**WHAT YOU WILL DO:**
Find and return each line containing "name".

**DATA PROVIDED:**
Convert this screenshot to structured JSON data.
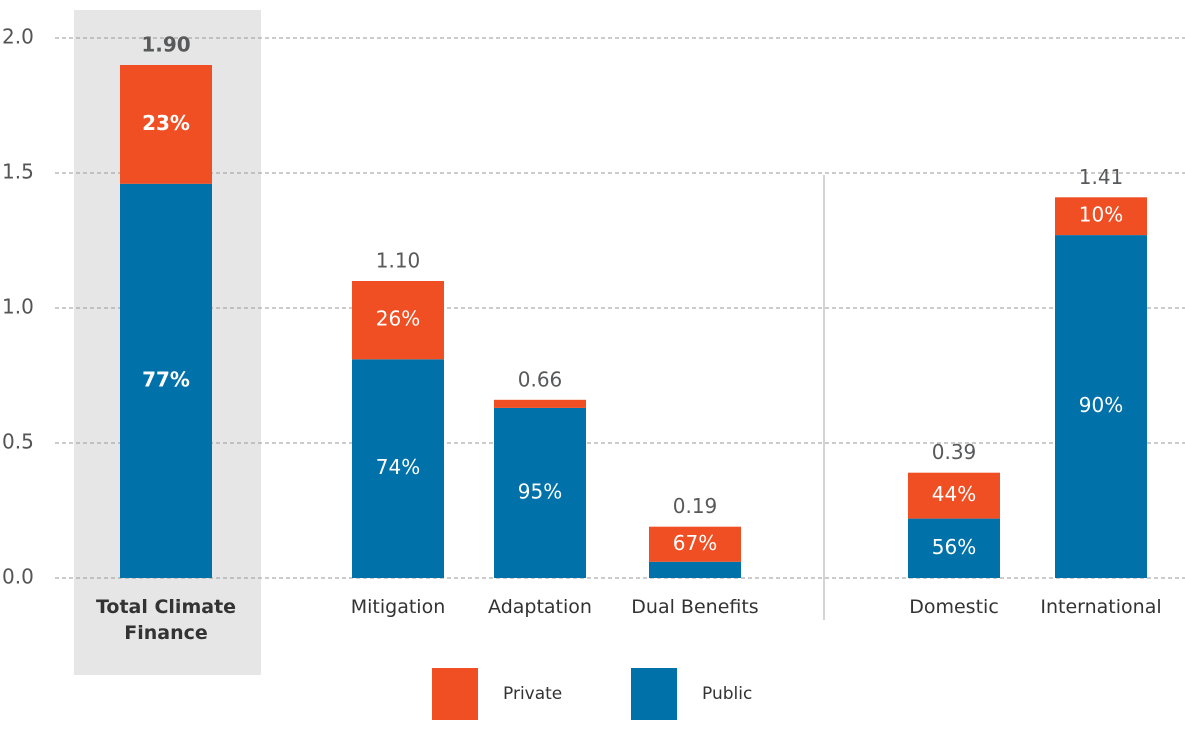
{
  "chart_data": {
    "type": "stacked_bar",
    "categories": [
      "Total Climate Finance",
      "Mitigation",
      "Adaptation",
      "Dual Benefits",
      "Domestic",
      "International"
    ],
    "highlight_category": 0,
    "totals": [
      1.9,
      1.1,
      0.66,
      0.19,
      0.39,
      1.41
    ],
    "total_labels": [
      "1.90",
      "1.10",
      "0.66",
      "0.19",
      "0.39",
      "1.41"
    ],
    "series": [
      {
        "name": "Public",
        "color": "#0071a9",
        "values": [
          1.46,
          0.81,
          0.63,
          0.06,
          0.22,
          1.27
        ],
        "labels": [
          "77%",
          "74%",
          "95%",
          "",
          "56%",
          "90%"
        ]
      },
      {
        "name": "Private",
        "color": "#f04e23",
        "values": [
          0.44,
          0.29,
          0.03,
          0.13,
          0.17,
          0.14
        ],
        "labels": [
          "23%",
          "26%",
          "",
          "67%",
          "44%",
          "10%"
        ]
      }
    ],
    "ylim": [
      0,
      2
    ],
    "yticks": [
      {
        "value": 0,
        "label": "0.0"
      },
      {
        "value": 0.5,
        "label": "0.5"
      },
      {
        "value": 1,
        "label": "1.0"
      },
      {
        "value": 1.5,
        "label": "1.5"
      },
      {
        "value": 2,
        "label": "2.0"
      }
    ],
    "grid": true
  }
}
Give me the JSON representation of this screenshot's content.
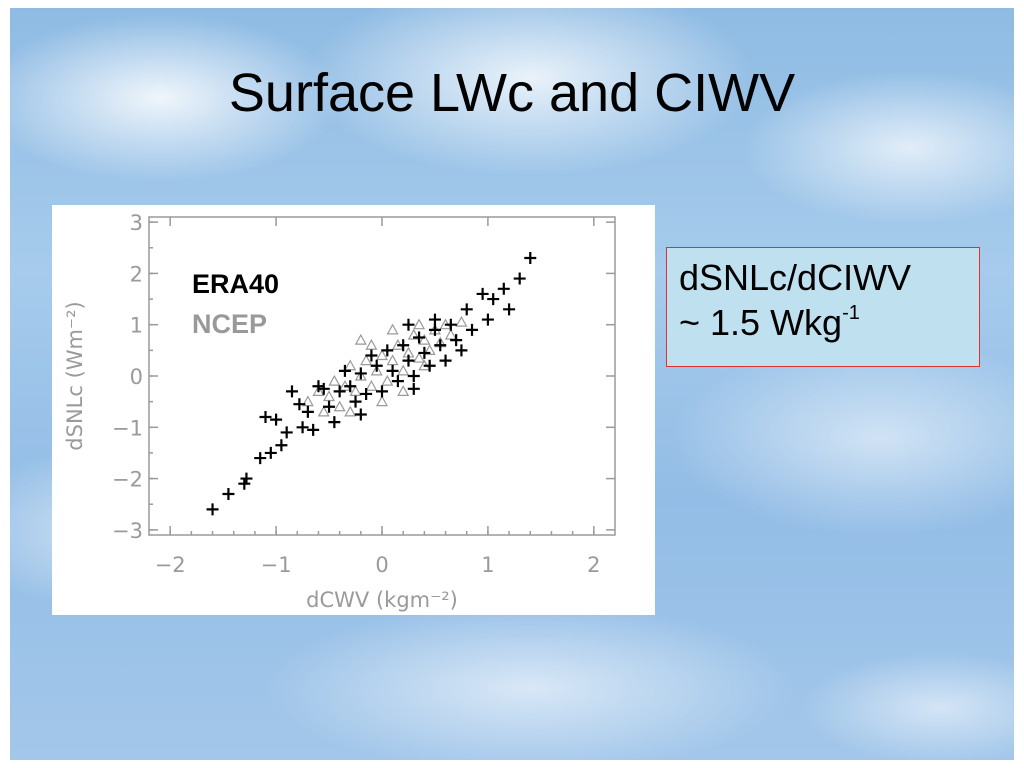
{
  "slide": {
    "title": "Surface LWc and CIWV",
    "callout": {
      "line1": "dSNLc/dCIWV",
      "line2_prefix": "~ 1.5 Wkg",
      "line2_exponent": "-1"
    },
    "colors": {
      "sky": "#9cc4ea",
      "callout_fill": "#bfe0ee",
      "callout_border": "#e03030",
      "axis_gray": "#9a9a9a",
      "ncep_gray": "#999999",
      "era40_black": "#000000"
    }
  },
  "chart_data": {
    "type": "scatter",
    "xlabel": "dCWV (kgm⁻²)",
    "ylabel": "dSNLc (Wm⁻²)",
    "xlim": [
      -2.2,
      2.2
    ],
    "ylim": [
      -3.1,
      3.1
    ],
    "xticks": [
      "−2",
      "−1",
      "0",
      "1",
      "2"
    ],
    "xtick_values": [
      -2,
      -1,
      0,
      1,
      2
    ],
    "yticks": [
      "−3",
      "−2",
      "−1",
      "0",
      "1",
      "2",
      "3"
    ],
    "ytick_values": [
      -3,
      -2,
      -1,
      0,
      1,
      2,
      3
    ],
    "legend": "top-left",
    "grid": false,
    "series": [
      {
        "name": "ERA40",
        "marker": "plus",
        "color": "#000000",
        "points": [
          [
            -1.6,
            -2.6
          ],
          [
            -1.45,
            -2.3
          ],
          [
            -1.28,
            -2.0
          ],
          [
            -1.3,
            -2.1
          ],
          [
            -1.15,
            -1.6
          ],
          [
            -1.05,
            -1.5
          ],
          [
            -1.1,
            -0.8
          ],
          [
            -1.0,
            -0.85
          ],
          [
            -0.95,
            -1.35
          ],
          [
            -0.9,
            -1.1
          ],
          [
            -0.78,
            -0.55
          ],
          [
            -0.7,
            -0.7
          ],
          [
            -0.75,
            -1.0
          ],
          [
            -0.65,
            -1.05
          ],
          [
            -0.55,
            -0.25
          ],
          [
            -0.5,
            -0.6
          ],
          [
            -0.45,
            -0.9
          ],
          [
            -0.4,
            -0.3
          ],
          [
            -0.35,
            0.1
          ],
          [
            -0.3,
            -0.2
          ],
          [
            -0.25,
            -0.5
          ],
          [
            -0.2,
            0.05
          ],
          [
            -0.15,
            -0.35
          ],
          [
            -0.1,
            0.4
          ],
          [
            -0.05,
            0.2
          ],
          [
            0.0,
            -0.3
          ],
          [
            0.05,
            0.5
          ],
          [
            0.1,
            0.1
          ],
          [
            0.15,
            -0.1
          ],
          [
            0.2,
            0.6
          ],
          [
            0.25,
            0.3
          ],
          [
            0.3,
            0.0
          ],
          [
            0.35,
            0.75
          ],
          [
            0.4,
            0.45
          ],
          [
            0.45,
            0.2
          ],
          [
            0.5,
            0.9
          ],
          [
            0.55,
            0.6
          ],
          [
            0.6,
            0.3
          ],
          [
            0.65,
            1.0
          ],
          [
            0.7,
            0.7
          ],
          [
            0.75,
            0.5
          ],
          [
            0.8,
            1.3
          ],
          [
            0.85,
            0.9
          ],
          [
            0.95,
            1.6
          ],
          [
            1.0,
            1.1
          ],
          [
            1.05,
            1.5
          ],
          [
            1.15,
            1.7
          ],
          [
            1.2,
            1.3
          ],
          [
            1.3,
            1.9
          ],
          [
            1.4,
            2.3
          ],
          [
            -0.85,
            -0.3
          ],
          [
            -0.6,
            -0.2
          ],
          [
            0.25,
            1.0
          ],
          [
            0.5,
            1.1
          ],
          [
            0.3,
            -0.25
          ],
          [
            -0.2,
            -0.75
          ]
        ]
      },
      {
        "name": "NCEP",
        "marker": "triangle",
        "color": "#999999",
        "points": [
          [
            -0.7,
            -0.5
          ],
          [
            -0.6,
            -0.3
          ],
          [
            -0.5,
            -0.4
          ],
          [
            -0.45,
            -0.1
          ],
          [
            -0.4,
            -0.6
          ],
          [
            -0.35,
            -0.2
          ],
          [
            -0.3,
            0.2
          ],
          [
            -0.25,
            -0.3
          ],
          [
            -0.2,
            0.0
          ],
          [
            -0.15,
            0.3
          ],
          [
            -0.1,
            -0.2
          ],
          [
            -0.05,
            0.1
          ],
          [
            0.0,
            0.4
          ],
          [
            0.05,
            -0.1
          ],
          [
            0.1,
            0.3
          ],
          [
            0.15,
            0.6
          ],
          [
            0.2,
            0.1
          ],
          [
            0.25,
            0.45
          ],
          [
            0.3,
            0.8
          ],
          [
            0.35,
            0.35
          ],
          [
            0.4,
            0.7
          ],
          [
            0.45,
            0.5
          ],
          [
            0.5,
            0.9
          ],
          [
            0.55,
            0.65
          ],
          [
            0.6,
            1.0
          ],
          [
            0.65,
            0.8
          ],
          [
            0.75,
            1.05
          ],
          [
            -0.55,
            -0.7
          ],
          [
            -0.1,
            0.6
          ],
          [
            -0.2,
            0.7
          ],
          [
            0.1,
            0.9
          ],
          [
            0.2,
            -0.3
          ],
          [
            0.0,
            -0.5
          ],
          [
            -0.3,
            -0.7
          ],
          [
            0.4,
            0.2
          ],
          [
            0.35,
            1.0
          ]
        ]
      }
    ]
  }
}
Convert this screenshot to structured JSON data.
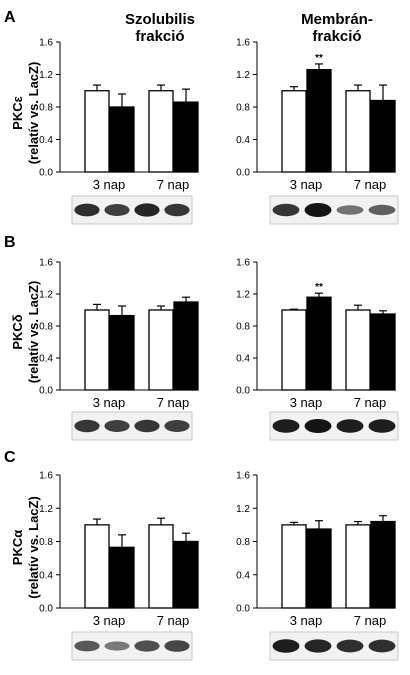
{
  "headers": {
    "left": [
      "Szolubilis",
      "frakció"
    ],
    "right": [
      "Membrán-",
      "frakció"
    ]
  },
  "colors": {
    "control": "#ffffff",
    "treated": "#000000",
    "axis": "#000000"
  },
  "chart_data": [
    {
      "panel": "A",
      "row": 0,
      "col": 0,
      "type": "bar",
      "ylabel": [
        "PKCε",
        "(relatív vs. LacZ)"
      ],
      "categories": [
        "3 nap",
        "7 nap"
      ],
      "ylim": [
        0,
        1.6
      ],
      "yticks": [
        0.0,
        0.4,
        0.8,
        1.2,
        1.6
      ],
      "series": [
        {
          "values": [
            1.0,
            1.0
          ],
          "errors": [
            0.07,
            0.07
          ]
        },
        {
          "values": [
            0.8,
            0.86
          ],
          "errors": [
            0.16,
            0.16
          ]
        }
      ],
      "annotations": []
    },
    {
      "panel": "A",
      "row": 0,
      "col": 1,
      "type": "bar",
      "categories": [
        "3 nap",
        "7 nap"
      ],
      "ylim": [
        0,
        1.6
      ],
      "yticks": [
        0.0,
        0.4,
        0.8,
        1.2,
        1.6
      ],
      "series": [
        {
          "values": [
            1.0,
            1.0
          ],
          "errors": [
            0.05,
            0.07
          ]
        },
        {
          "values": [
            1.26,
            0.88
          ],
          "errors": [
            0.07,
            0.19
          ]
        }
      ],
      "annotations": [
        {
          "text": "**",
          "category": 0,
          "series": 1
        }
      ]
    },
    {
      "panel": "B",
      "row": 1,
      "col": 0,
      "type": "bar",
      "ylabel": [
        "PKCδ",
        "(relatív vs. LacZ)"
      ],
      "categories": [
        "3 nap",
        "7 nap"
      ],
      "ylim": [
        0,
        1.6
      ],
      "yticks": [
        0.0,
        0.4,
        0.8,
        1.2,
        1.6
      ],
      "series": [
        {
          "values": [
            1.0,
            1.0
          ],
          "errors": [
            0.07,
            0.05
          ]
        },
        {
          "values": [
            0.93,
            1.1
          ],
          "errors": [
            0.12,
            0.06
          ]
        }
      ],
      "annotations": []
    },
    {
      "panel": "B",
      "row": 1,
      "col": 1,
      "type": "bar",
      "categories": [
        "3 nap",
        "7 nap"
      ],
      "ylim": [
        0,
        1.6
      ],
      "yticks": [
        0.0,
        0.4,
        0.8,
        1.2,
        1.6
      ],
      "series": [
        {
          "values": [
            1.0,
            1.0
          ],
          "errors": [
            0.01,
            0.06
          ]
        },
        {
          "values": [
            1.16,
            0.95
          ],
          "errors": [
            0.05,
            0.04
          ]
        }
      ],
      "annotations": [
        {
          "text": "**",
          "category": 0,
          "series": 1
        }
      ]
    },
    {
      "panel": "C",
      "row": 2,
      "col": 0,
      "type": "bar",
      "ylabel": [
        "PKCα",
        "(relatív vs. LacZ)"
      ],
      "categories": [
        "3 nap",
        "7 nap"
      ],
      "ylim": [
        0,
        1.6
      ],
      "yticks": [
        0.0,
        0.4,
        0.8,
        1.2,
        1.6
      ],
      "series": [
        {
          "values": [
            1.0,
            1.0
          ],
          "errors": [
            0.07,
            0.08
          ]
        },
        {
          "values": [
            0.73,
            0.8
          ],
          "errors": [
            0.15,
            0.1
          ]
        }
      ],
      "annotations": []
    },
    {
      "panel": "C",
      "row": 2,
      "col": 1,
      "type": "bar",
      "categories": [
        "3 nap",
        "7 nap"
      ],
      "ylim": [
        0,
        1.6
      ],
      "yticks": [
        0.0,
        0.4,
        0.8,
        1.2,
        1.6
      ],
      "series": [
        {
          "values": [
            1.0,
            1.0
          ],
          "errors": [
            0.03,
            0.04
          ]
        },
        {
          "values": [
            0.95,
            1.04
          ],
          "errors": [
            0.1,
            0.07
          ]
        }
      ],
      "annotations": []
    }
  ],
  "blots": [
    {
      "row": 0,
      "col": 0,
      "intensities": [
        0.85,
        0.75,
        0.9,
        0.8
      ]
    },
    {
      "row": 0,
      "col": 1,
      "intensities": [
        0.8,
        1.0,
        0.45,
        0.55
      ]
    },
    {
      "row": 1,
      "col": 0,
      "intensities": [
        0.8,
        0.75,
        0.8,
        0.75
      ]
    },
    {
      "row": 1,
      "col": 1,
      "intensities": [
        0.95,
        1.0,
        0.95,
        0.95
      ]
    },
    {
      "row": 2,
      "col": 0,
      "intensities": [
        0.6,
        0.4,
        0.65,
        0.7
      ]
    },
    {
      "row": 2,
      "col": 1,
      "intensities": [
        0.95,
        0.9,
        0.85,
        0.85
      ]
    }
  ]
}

**THE OUTPUT:**
        "name": "Public",
        "name": "Private",
        "name": "ERA40",
        "name": "NCEP",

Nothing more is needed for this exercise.